§ WRITTEN TASK: Records follow. Select each line holding "المرفق".

----

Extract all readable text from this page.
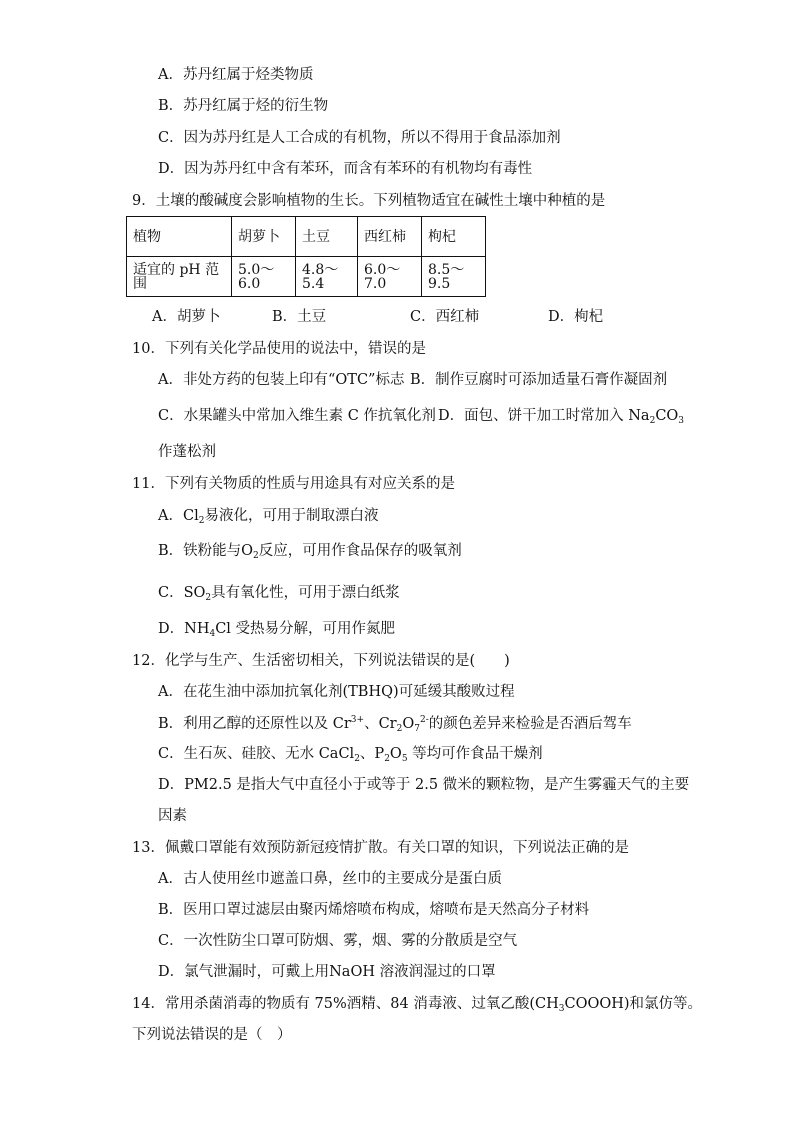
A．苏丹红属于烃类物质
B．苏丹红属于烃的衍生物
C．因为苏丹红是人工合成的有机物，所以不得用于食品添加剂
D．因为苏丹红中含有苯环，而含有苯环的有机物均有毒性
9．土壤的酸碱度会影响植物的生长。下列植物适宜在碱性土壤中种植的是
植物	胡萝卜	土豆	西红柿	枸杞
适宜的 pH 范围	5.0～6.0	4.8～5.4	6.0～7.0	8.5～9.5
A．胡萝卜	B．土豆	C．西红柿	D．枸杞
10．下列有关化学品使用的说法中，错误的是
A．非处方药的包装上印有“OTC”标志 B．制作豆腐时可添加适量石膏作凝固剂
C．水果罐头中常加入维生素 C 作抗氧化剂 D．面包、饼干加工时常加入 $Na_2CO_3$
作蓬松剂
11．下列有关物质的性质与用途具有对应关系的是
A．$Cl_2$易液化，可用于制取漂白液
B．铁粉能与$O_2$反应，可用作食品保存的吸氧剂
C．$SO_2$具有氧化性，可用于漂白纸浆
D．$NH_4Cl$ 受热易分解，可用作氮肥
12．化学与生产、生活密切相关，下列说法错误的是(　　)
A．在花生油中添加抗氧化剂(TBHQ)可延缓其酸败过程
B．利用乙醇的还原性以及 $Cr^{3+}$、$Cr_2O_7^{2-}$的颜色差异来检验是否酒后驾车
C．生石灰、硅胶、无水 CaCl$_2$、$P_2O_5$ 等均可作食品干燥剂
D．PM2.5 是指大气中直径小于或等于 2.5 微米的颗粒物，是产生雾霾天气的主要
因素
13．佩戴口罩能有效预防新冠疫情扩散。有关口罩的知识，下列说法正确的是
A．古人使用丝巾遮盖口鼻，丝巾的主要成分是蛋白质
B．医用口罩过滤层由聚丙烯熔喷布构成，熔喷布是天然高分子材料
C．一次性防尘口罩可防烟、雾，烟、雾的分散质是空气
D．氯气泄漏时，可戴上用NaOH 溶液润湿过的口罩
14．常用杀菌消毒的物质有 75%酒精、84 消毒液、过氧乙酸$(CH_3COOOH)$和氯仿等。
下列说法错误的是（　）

----

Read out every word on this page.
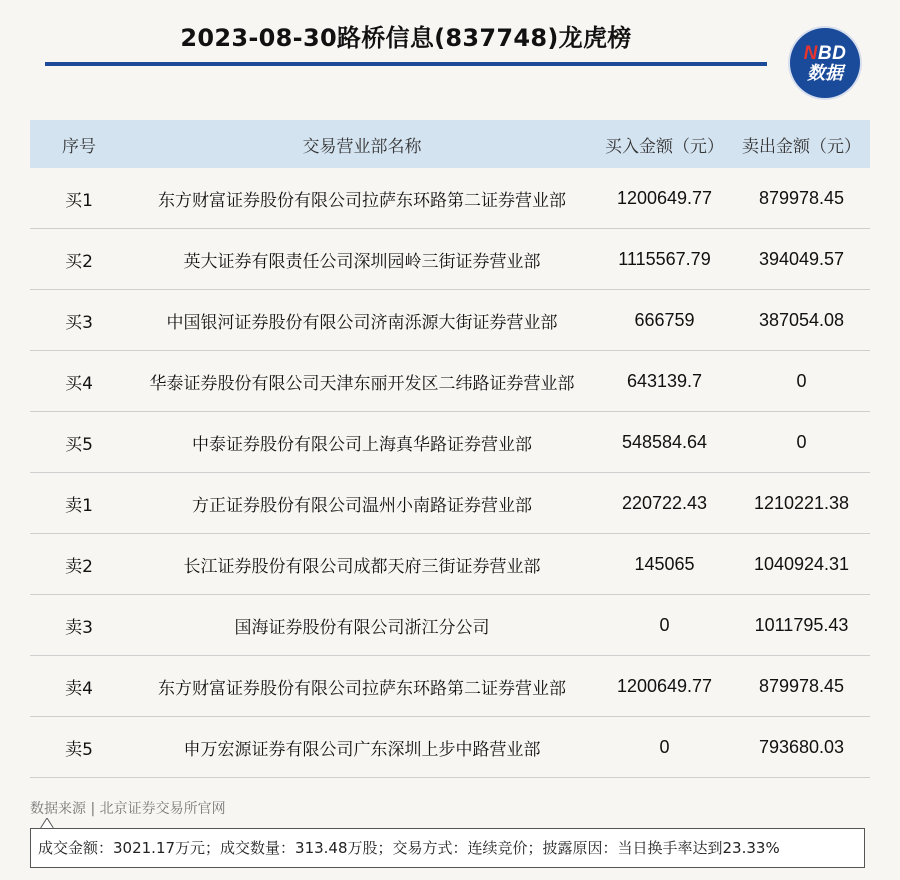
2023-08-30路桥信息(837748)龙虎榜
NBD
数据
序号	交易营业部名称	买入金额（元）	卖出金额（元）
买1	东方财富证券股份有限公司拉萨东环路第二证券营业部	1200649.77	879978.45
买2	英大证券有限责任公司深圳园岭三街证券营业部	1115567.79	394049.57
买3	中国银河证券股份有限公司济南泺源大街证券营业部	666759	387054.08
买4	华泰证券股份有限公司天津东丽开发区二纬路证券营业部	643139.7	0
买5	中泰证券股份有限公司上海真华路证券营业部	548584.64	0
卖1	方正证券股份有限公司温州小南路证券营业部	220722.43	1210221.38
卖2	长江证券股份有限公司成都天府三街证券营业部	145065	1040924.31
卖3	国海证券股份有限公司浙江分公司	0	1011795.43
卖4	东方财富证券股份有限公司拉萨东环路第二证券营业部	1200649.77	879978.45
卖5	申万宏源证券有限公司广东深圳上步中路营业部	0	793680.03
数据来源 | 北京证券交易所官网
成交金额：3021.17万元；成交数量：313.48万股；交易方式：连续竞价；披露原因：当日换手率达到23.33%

----

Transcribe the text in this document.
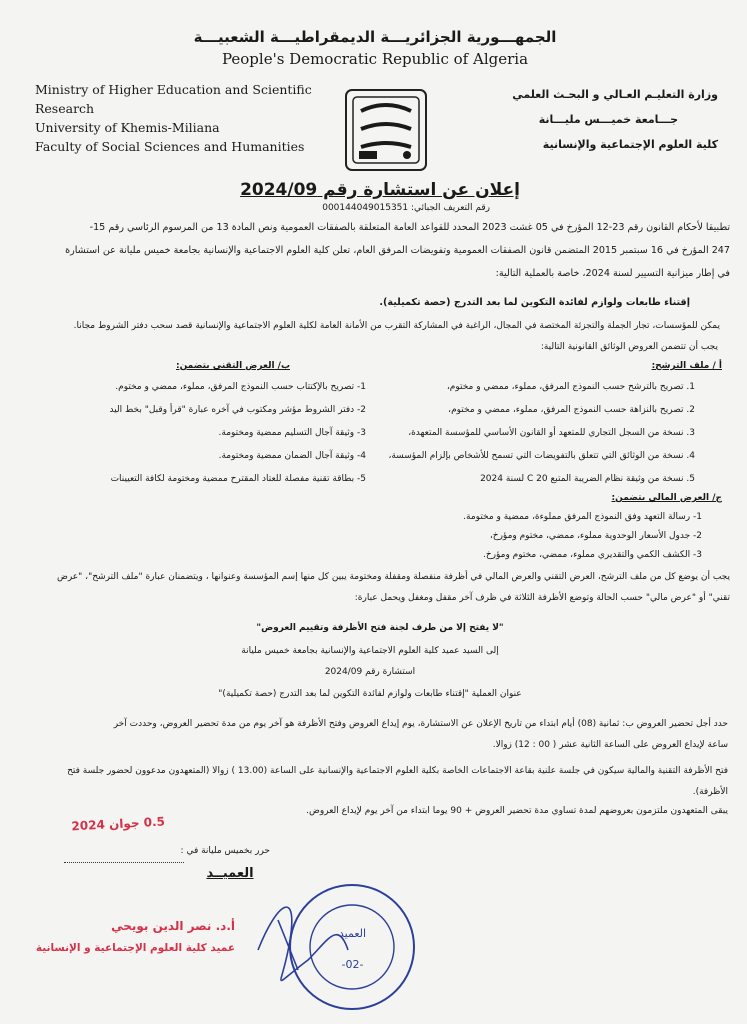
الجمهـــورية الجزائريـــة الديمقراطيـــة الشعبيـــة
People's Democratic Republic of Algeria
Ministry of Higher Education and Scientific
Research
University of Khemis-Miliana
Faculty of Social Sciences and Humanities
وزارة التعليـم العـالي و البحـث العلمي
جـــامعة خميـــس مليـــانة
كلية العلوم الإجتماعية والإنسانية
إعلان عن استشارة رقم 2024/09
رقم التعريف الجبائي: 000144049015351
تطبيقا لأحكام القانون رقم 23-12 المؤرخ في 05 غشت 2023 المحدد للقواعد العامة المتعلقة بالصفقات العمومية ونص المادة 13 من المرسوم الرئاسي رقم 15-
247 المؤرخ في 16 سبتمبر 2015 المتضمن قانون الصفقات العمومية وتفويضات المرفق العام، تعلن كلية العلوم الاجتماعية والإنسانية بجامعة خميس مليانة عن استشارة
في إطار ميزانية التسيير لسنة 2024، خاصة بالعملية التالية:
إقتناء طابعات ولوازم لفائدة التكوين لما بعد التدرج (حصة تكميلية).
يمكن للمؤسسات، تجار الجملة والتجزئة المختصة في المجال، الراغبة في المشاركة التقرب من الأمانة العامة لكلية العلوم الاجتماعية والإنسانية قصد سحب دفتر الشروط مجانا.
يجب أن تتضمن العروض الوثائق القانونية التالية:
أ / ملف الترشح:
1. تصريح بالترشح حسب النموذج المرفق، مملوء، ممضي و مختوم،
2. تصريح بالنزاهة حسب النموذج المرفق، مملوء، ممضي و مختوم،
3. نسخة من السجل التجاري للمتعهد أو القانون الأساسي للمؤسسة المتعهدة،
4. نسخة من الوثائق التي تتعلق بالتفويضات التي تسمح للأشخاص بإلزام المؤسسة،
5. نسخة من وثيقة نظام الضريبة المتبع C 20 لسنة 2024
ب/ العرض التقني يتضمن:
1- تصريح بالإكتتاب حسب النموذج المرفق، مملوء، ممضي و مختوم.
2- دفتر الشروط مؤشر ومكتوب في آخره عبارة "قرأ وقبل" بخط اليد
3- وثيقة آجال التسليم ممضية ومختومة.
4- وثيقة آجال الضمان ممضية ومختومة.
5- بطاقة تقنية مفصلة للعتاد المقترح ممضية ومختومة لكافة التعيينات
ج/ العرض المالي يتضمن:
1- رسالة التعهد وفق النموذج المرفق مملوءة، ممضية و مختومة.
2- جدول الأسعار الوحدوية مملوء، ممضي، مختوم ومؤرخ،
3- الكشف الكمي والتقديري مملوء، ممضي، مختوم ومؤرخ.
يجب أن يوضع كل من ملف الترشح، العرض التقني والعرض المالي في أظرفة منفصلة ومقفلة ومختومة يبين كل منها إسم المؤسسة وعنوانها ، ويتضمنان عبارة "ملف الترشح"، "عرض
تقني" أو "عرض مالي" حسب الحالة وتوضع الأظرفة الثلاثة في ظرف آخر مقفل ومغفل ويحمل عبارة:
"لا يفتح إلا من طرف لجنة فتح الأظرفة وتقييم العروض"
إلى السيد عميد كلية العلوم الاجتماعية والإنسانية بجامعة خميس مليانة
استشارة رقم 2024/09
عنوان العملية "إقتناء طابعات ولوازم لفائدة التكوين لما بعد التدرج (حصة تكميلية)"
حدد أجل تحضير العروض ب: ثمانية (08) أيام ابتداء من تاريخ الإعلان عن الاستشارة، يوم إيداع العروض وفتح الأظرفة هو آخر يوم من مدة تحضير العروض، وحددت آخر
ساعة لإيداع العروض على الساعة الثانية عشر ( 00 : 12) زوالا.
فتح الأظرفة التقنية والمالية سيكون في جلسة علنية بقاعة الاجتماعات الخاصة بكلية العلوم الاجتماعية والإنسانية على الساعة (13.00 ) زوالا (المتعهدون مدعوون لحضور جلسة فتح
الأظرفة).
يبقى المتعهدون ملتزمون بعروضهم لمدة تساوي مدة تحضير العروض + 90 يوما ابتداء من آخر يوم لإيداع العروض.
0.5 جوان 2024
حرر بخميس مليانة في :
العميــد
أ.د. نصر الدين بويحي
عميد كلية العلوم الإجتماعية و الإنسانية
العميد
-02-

----

§ SOLUTION FOR THIS PROBLEM:
247 المؤرخ في 16 سبتمبر 2015 المتضمن قانون الصفقات العمومية وتفويضات المرفق العام، تعلن كلية العلوم الاجتماعية والإنسانية بجامعة خميس مليانة عن استشارة
1. تصريح بالترشح حسب النموذج المرفق، مملوء، ممضي و مختوم،
2. تصريح بالنزاهة حسب النموذج المرفق، مملوء، ممضي و مختوم،
1- تصريح بالإكتتاب حسب النموذج المرفق، مملوء، ممضي و مختوم.
1- رسالة التعهد وفق النموذج المرفق مملوءة، ممضية و مختومة.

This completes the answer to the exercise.